TO BE DONE:
Beneath this sentence is a listing. Return its lines from the one containing "Transcribe this image's" through the last, exactly, and omit the pictures.

┌─ THE RECORDS

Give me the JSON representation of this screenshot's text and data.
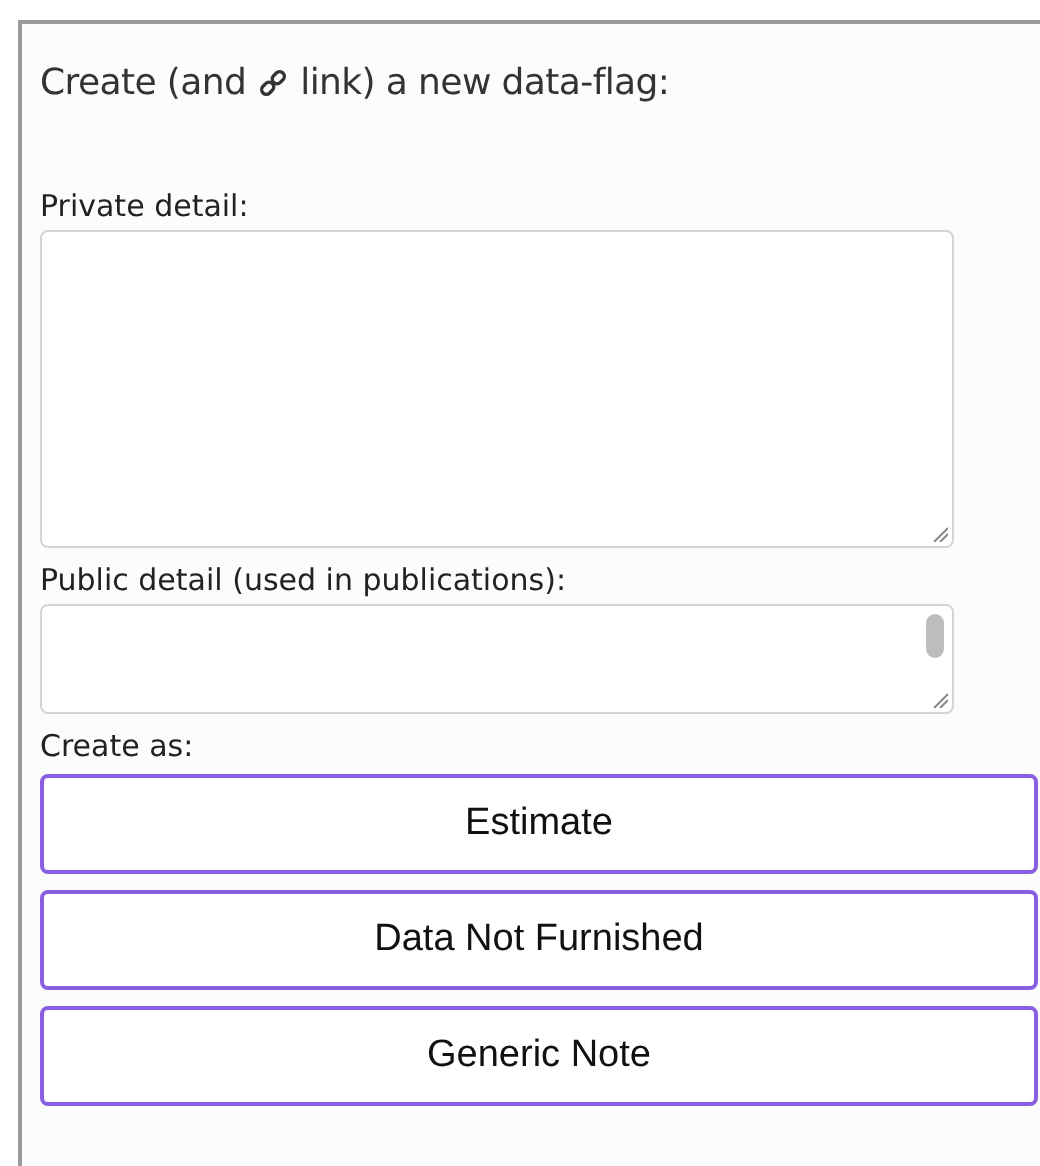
{
  "title": {
    "before_icon": "Create (and",
    "after_icon": "link) a new data-flag:"
  },
  "fields": [
    {
      "label": "Private detail:",
      "kind": "tall"
    },
    {
      "label": "Public detail (used in publications):",
      "kind": "scrolling"
    }
  ],
  "create_as": {
    "label": "Create as:",
    "buttons": [
      "Estimate",
      "Data Not Furnished",
      "Generic Note"
    ]
  }
}
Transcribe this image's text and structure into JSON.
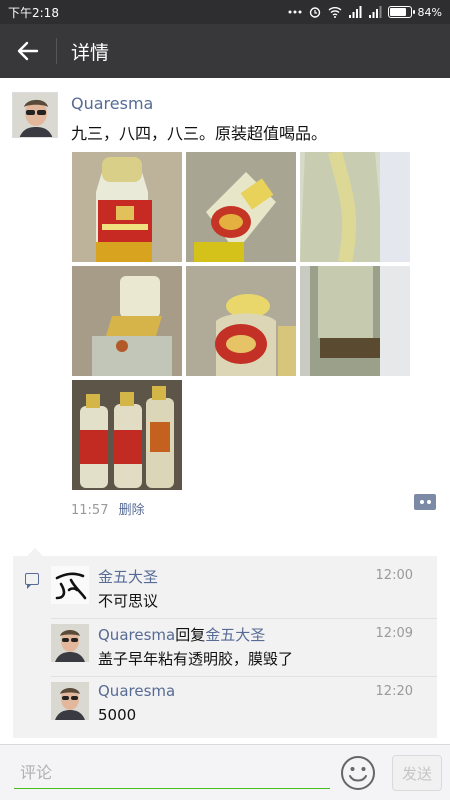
{
  "status_bar": {
    "time": "下午2:18",
    "battery": "84%",
    "battery_level": 0.84
  },
  "header": {
    "title": "详情"
  },
  "post": {
    "author": "Quaresma",
    "text": "九三，八四，八三。原装超值喝品。",
    "photos": [
      "photo-1",
      "photo-2",
      "photo-3",
      "photo-4",
      "photo-5",
      "photo-6",
      "photo-7"
    ],
    "time": "11:57",
    "delete_label": "删除"
  },
  "comments": [
    {
      "author": "金五大圣",
      "text": "不可思议",
      "time": "12:00"
    },
    {
      "author": "Quaresma",
      "reply_word": "回复",
      "reply_to": "金五大圣",
      "text": "盖子早年粘有透明胶，膜毁了",
      "time": "12:09"
    },
    {
      "author": "Quaresma",
      "text": "5000",
      "time": "12:20"
    }
  ],
  "input": {
    "placeholder": "评论",
    "send_label": "发送"
  },
  "colors": {
    "link": "#576b95",
    "accent_green": "#45c01a",
    "header_bg": "#38383b"
  }
}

└─

TASK OUTPUT:
Transcribe this image's text and structure into JSON.
{
  "status_bar": {
    "time": "下午2:18",
    "battery": "84%",
    "battery_level": 0.84
  },
  "header": {
    "title": "详情"
  },
  "post": {
    "author": "Quaresma",
    "text": "九三，八四，八三。原装超值喝品。",
    "photos": [
      "photo-1",
      "photo-2",
      "photo-3",
      "photo-4",
      "photo-5",
      "photo-6",
      "photo-7"
    ],
    "time": "11:57",
    "delete_label": "删除"
  },
  "comments": [
    {
      "author": "金五大圣",
      "text": "不可思议",
      "time": "12:00"
    },
    {
      "author": "Quaresma",
      "reply_word": "回复",
      "reply_to": "金五大圣",
      "text": "盖子早年粘有透明胶，膜毁了",
      "time": "12:09"
    },
    {
      "author": "Quaresma",
      "text": "5000",
      "time": "12:20"
    }
  ],
  "input": {
    "placeholder": "评论",
    "send_label": "发送"
  },
  "colors": {
    "link": "#576b95",
    "accent_green": "#45c01a",
    "header_bg": "#38383b"
  }
}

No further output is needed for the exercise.